Locate the word "icon" in the material, then show every line that holds it.

[START DATA EXTRACT]

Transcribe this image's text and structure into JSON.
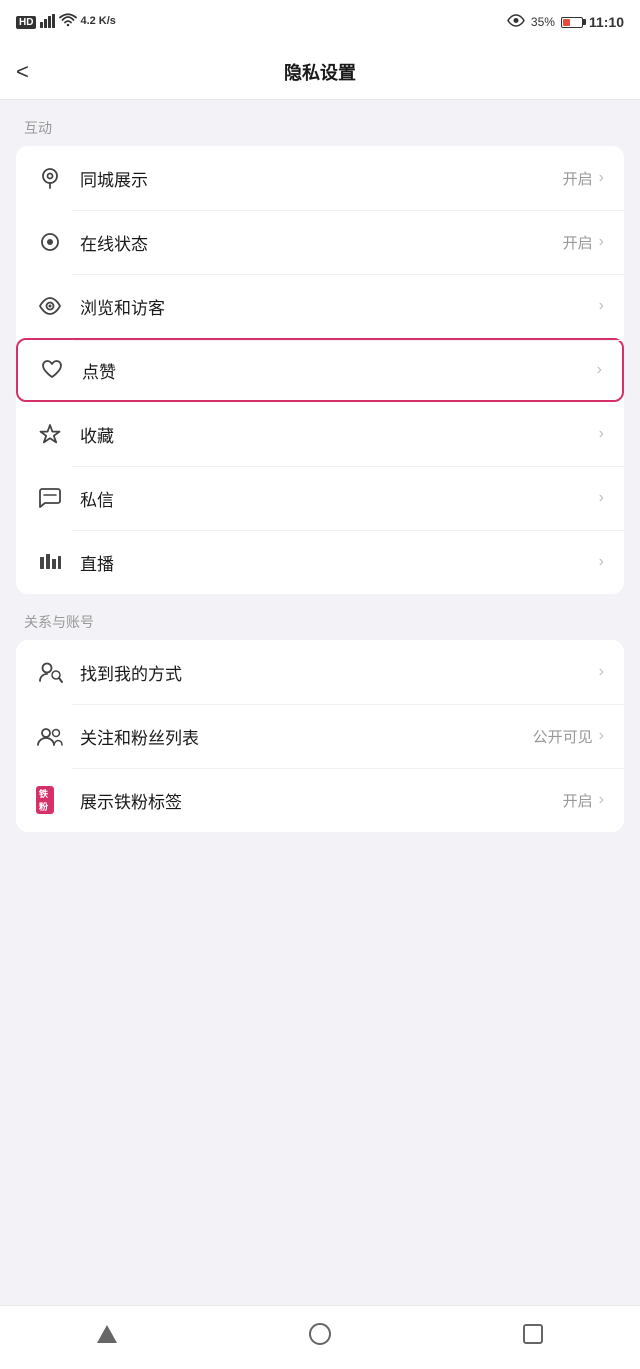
{
  "statusBar": {
    "left": "HD 4G",
    "network": "4.2 K/s",
    "batteryPercent": "35%",
    "time": "11:10"
  },
  "navBar": {
    "back": "<",
    "title": "隐私设置"
  },
  "sections": [
    {
      "label": "互动",
      "items": [
        {
          "id": "tongcheng",
          "icon": "location",
          "label": "同城展示",
          "value": "开启",
          "chevron": "›",
          "highlighted": false
        },
        {
          "id": "online-status",
          "icon": "online",
          "label": "在线状态",
          "value": "开启",
          "chevron": "›",
          "highlighted": false
        },
        {
          "id": "browse-visitors",
          "icon": "eye",
          "label": "浏览和访客",
          "value": "",
          "chevron": "›",
          "highlighted": false
        },
        {
          "id": "likes",
          "icon": "heart",
          "label": "点赞",
          "value": "",
          "chevron": "›",
          "highlighted": true
        },
        {
          "id": "favorites",
          "icon": "star",
          "label": "收藏",
          "value": "",
          "chevron": "›",
          "highlighted": false
        },
        {
          "id": "messages",
          "icon": "message",
          "label": "私信",
          "value": "",
          "chevron": "›",
          "highlighted": false
        },
        {
          "id": "live",
          "icon": "live",
          "label": "直播",
          "value": "",
          "chevron": "›",
          "highlighted": false
        }
      ]
    },
    {
      "label": "关系与账号",
      "items": [
        {
          "id": "find-me",
          "icon": "find-user",
          "label": "找到我的方式",
          "value": "",
          "chevron": "›",
          "highlighted": false
        },
        {
          "id": "follow-fans",
          "icon": "users",
          "label": "关注和粉丝列表",
          "value": "公开可见",
          "chevron": "›",
          "highlighted": false
        },
        {
          "id": "tiefan-badge",
          "icon": "tiefan",
          "label": "展示铁粉标签",
          "value": "开启",
          "chevron": "›",
          "highlighted": false
        }
      ]
    }
  ],
  "bottomNav": {
    "back": "back",
    "home": "home",
    "recent": "recent"
  }
}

[END DATA EXTRACT]

RESULT FOR THIS EXERCISE –
          "icon": "location",
          "icon": "online",
          "icon": "eye",
          "icon": "heart",
          "icon": "star",
          "icon": "message",
          "icon": "live",
          "icon": "find-user",
          "icon": "users",
          "icon": "tiefan",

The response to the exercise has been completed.